__AIM__.
Transcribe all the records exactly and omit any images they hold.

____

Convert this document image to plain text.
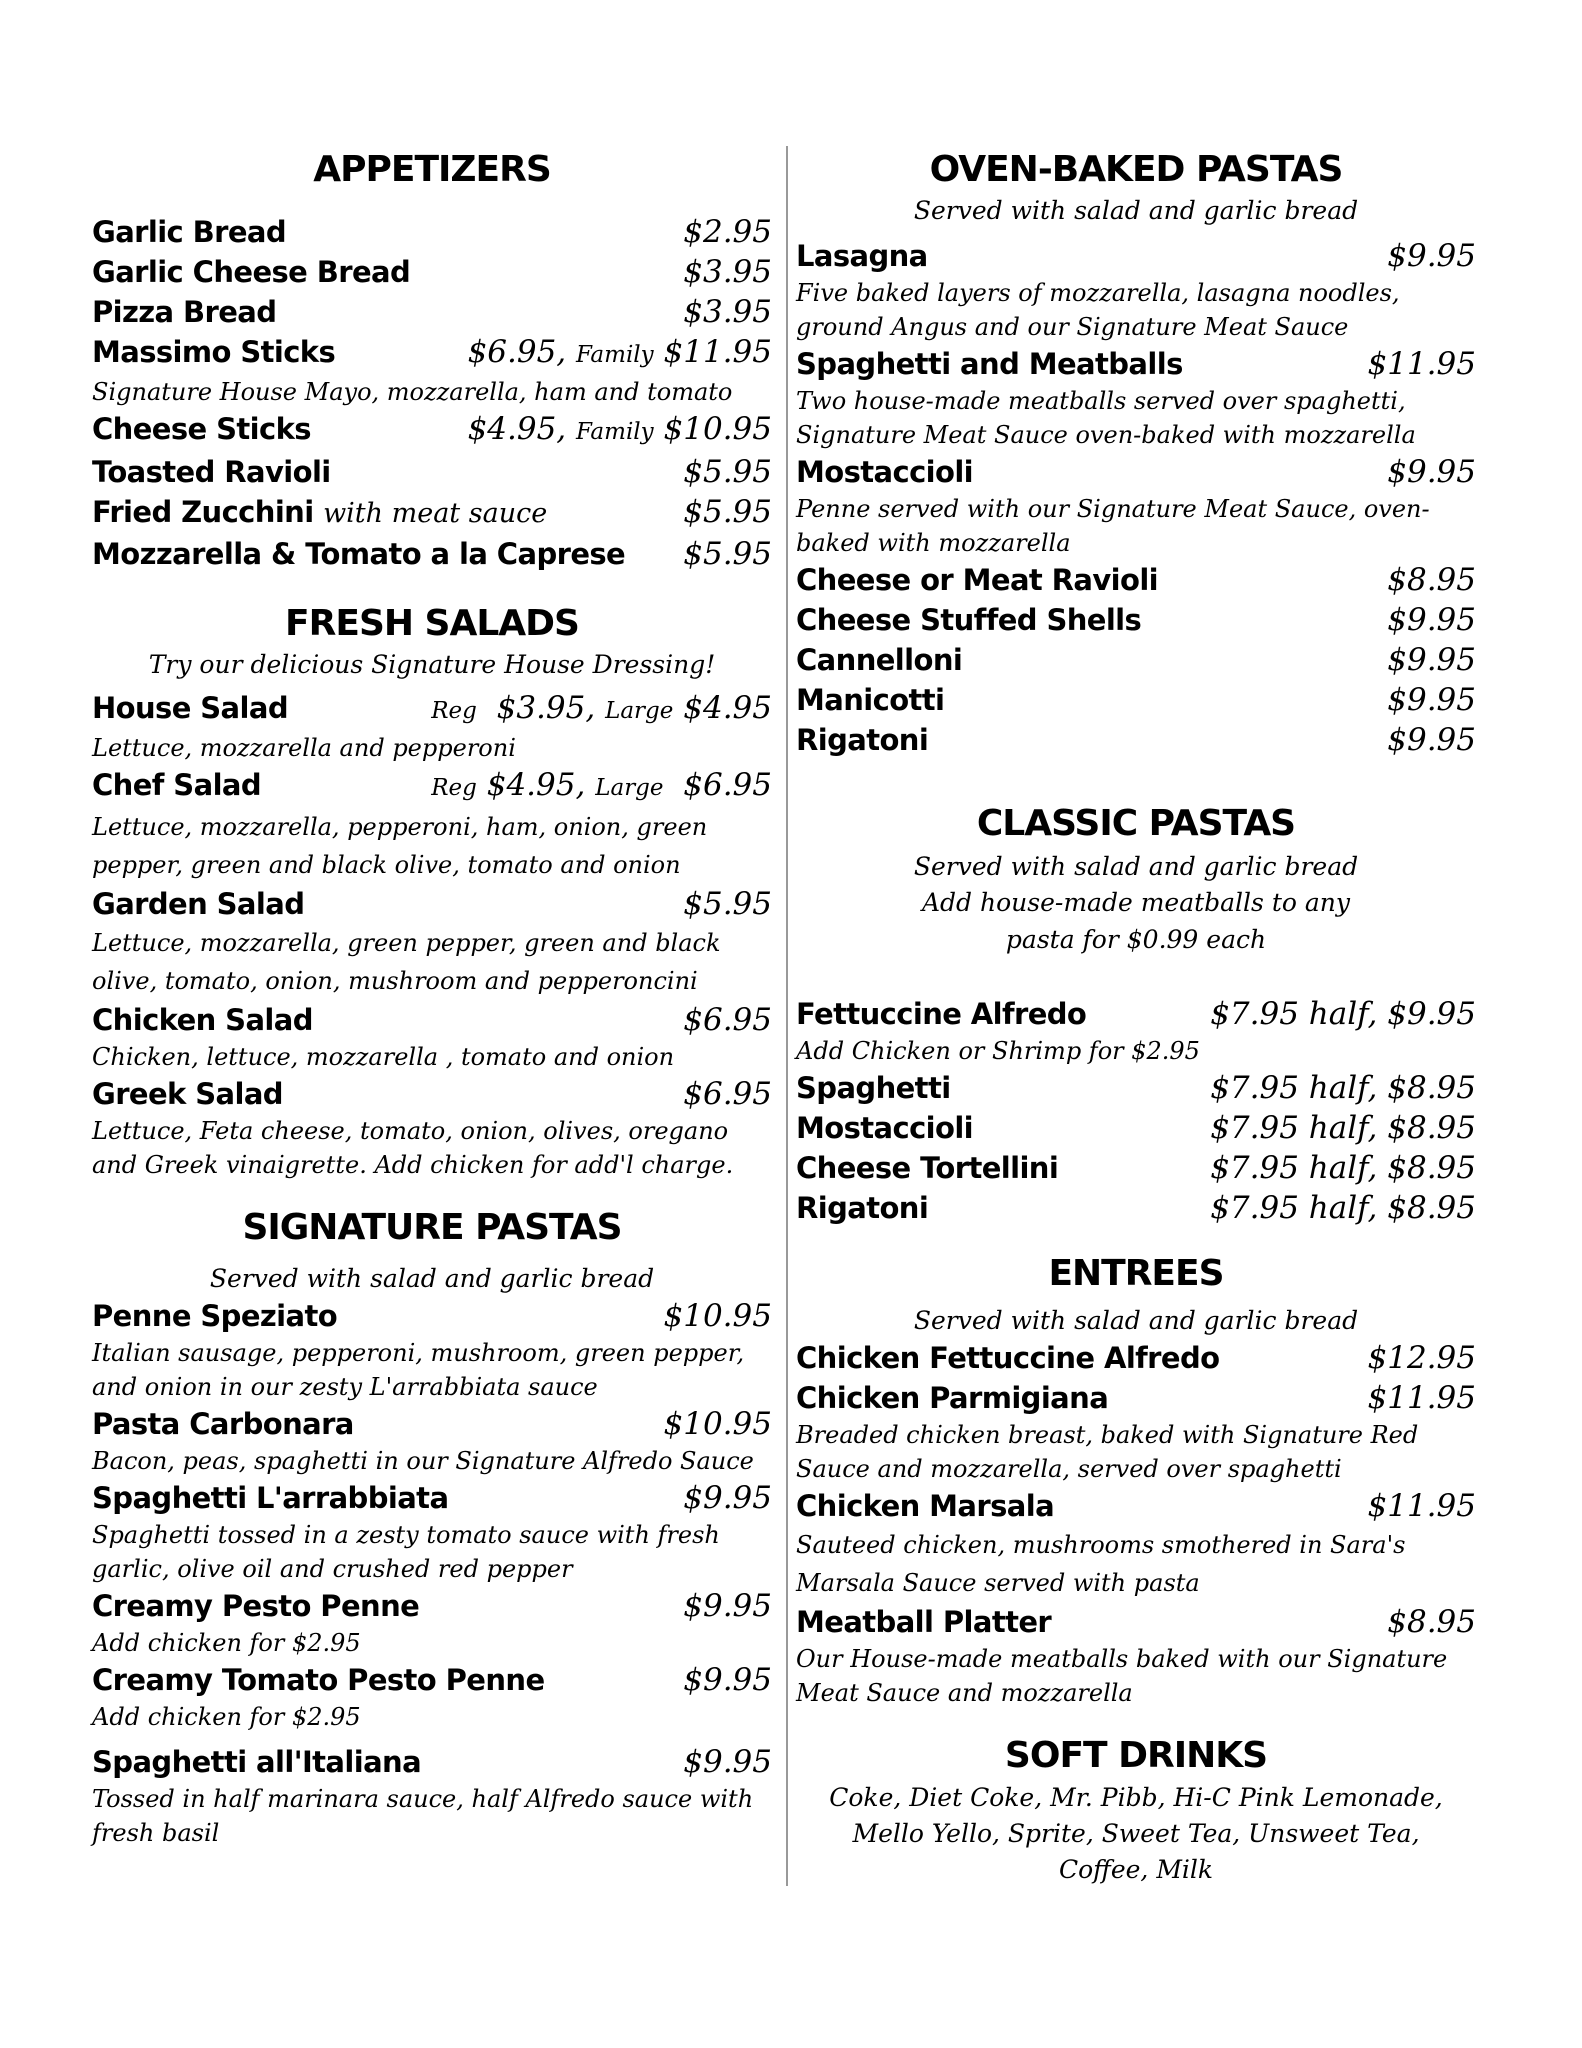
APPETIZERS
Garlic Bread	$2.95
Garlic Cheese Bread	$3.95
Pizza Bread	$3.95
Massimo Sticks	$6.95, Family $11.95
Signature House Mayo, mozzarella, ham and tomato
Cheese Sticks	$4.95, Family $10.95
Toasted Ravioli	$5.95
Fried Zucchini with meat sauce	$5.95
Mozzarella & Tomato a la Caprese $5.95
FRESH SALADS
Try our delicious Signature House Dressing!
House Salad	Reg $3.95, Large $4.95
Lettuce, mozzarella and pepperoni
Chef Salad	Reg $4.95, Large $6.95
Lettuce, mozzarella, pepperoni, ham, onion, green pepper, green and black olive, tomato and onion
Garden Salad	$5.95
Lettuce, mozzarella, green pepper, green and black olive, tomato, onion, mushroom and pepperoncini
Chicken Salad	$6.95
Chicken, lettuce, mozzarella , tomato and onion
Greek Salad	$6.95
Lettuce, Feta cheese, tomato, onion, olives, oregano and Greek vinaigrette. Add chicken for add'l charge.
SIGNATURE PASTAS
Served with salad and garlic bread
Penne Speziato	$10.95
Italian sausage, pepperoni, mushroom, green pepper, and onion in our zesty L'arrabbiata sauce
Pasta Carbonara	$10.95
Bacon, peas, spaghetti in our Signature Alfredo Sauce
Spaghetti L'arrabbiata	$9.95
Spaghetti tossed in a zesty tomato sauce with fresh garlic, olive oil and crushed red pepper
Creamy Pesto Penne	$9.95
Add chicken for $2.95
Creamy Tomato Pesto Penne	$9.95
Add chicken for $2.95
Spaghetti all'Italiana	$9.95
Tossed in half marinara sauce, half Alfredo sauce with fresh basil
OVEN-BAKED PASTAS
Served with salad and garlic bread
Lasagna	$9.95
Five baked layers of mozzarella, lasagna noodles, ground Angus and our Signature Meat Sauce
Spaghetti and Meatballs	$11.95
Two house-made meatballs served over spaghetti, Signature Meat Sauce oven-baked with mozzarella
Mostaccioli	$9.95
Penne served with our Signature Meat Sauce, oven-baked with mozzarella
Cheese or Meat Ravioli	$8.95
Cheese Stuffed Shells	$9.95
Cannelloni	$9.95
Manicotti	$9.95
Rigatoni	$9.95
CLASSIC PASTAS
Served with salad and garlic bread
Add house-made meatballs to any
pasta for $0.99 each
Fettuccine Alfredo	$7.95 half, $9.95
Add Chicken or Shrimp for $2.95
Spaghetti	$7.95 half, $8.95
Mostaccioli	$7.95 half, $8.95
Cheese Tortellini	$7.95 half, $8.95
Rigatoni	$7.95 half, $8.95
ENTREES
Served with salad and garlic bread
Chicken Fettuccine Alfredo	$12.95
Chicken Parmigiana	$11.95
Breaded chicken breast, baked with Signature Red Sauce and mozzarella, served over spaghetti
Chicken Marsala	$11.95
Sauteed chicken, mushrooms smothered in Sara's Marsala Sauce served with pasta
Meatball Platter	$8.95
Our House-made meatballs baked with our Signature Meat Sauce and mozzarella
SOFT DRINKS
Coke, Diet Coke, Mr. Pibb, Hi-C Pink Lemonade, Mello Yello, Sprite, Sweet Tea, Unsweet Tea, Coffee, Milk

____

__FINAL RESULT__.
Convert this document image to plain text.
APPETIZERS
Garlic Bread	$2.95
Garlic Cheese Bread	$3.95
Pizza Bread	$3.95
Massimo Sticks	$6.95, Family $11.95
Signature House Mayo, mozzarella, ham and tomato
Cheese Sticks	$4.95, Family $10.95
Toasted Ravioli	$5.95
Fried Zucchini with meat sauce	$5.95
Mozzarella & Tomato a la Caprese $5.95
FRESH SALADS
Try our delicious Signature House Dressing!
House Salad	Reg $3.95, Large $4.95
Lettuce, mozzarella and pepperoni
Chef Salad	Reg $4.95, Large $6.95
Lettuce, mozzarella, pepperoni, ham, onion, green pepper, green and black olive, tomato and onion
Garden Salad	$5.95
Lettuce, mozzarella, green pepper, green and black olive, tomato, onion, mushroom and pepperoncini
Chicken Salad	$6.95
Chicken, lettuce, mozzarella , tomato and onion
Greek Salad	$6.95
Lettuce, Feta cheese, tomato, onion, olives, oregano and Greek vinaigrette. Add chicken for add'l charge.
SIGNATURE PASTAS
Served with salad and garlic bread
Penne Speziato	$10.95
Italian sausage, pepperoni, mushroom, green pepper, and onion in our zesty L'arrabbiata sauce
Pasta Carbonara	$10.95
Bacon, peas, spaghetti in our Signature Alfredo Sauce
Spaghetti L'arrabbiata	$9.95
Spaghetti tossed in a zesty tomato sauce with fresh garlic, olive oil and crushed red pepper
Creamy Pesto Penne	$9.95
Add chicken for $2.95
Creamy Tomato Pesto Penne	$9.95
Add chicken for $2.95
Spaghetti all'Italiana	$9.95
Tossed in half marinara sauce, half Alfredo sauce with fresh basil
OVEN-BAKED PASTAS
Served with salad and garlic bread
Lasagna	$9.95
Five baked layers of mozzarella, lasagna noodles, ground Angus and our Signature Meat Sauce
Spaghetti and Meatballs	$11.95
Two house-made meatballs served over spaghetti, Signature Meat Sauce oven-baked with mozzarella
Mostaccioli	$9.95
Penne served with our Signature Meat Sauce, oven-baked with mozzarella
Cheese or Meat Ravioli	$8.95
Cheese Stuffed Shells	$9.95
Cannelloni	$9.95
Manicotti	$9.95
Rigatoni	$9.95
CLASSIC PASTAS
Served with salad and garlic bread
Add house-made meatballs to any
pasta for $0.99 each
Fettuccine Alfredo	$7.95 half, $9.95
Add Chicken or Shrimp for $2.95
Spaghetti	$7.95 half, $8.95
Mostaccioli	$7.95 half, $8.95
Cheese Tortellini	$7.95 half, $8.95
Rigatoni	$7.95 half, $8.95
ENTREES
Served with salad and garlic bread
Chicken Fettuccine Alfredo	$12.95
Chicken Parmigiana	$11.95
Breaded chicken breast, baked with Signature Red Sauce and mozzarella, served over spaghetti
Chicken Marsala	$11.95
Sauteed chicken, mushrooms smothered in Sara's Marsala Sauce served with pasta
Meatball Platter	$8.95
Our House-made meatballs baked with our Signature Meat Sauce and mozzarella
SOFT DRINKS
Coke, Diet Coke, Mr. Pibb, Hi-C Pink Lemonade, Mello Yello, Sprite, Sweet Tea, Unsweet Tea, Coffee, Milk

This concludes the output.